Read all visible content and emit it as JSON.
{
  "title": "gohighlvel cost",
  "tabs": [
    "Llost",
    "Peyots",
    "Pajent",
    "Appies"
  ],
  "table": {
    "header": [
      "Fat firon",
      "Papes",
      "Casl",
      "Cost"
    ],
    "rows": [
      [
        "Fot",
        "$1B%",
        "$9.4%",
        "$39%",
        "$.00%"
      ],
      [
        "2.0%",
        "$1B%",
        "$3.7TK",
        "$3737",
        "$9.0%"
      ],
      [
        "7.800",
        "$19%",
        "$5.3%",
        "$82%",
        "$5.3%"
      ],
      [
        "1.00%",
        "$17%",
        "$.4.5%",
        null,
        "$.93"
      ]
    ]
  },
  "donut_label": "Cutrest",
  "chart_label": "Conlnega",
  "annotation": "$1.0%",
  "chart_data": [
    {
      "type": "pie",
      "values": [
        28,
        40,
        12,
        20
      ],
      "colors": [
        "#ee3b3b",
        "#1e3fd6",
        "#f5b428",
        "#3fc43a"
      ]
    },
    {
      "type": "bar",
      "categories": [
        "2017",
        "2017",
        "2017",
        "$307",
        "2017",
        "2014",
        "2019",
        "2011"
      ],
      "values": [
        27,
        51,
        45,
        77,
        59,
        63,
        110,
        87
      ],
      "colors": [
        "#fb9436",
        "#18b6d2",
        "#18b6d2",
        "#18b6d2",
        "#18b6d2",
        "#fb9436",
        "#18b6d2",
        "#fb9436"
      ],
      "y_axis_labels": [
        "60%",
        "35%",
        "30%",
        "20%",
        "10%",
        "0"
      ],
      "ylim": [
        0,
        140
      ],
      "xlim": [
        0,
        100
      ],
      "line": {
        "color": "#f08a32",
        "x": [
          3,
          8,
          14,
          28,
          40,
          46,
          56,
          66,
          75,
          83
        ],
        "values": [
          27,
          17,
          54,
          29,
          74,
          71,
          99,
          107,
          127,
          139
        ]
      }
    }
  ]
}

**Required task**
Extract every line above exactly as it stands.

**Reply to the exercise**
Read all visible content and emit it as JSON.
{
  "title": "gohighlvel cost",
  "tabs": [
    "Llost",
    "Peyots",
    "Pajent",
    "Appies"
  ],
  "table": {
    "header": [
      "Fat firon",
      "Papes",
      "Casl",
      "Cost"
    ],
    "rows": [
      [
        "Fot",
        "$1B%",
        "$9.4%",
        "$39%",
        "$.00%"
      ],
      [
        "2.0%",
        "$1B%",
        "$3.7TK",
        "$3737",
        "$9.0%"
      ],
      [
        "7.800",
        "$19%",
        "$5.3%",
        "$82%",
        "$5.3%"
      ],
      [
        "1.00%",
        "$17%",
        "$.4.5%",
        null,
        "$.93"
      ]
    ]
  },
  "donut_label": "Cutrest",
  "chart_label": "Conlnega",
  "annotation": "$1.0%",
  "chart_data": [
    {
      "type": "pie",
      "values": [
        28,
        40,
        12,
        20
      ],
      "colors": [
        "#ee3b3b",
        "#1e3fd6",
        "#f5b428",
        "#3fc43a"
      ]
    },
    {
      "type": "bar",
      "categories": [
        "2017",
        "2017",
        "2017",
        "$307",
        "2017",
        "2014",
        "2019",
        "2011"
      ],
      "values": [
        27,
        51,
        45,
        77,
        59,
        63,
        110,
        87
      ],
      "colors": [
        "#fb9436",
        "#18b6d2",
        "#18b6d2",
        "#18b6d2",
        "#18b6d2",
        "#fb9436",
        "#18b6d2",
        "#fb9436"
      ],
      "y_axis_labels": [
        "60%",
        "35%",
        "30%",
        "20%",
        "10%",
        "0"
      ],
      "ylim": [
        0,
        140
      ],
      "xlim": [
        0,
        100
      ],
      "line": {
        "color": "#f08a32",
        "x": [
          3,
          8,
          14,
          28,
          40,
          46,
          56,
          66,
          75,
          83
        ],
        "values": [
          27,
          17,
          54,
          29,
          74,
          71,
          99,
          107,
          127,
          139
        ]
      }
    }
  ]
}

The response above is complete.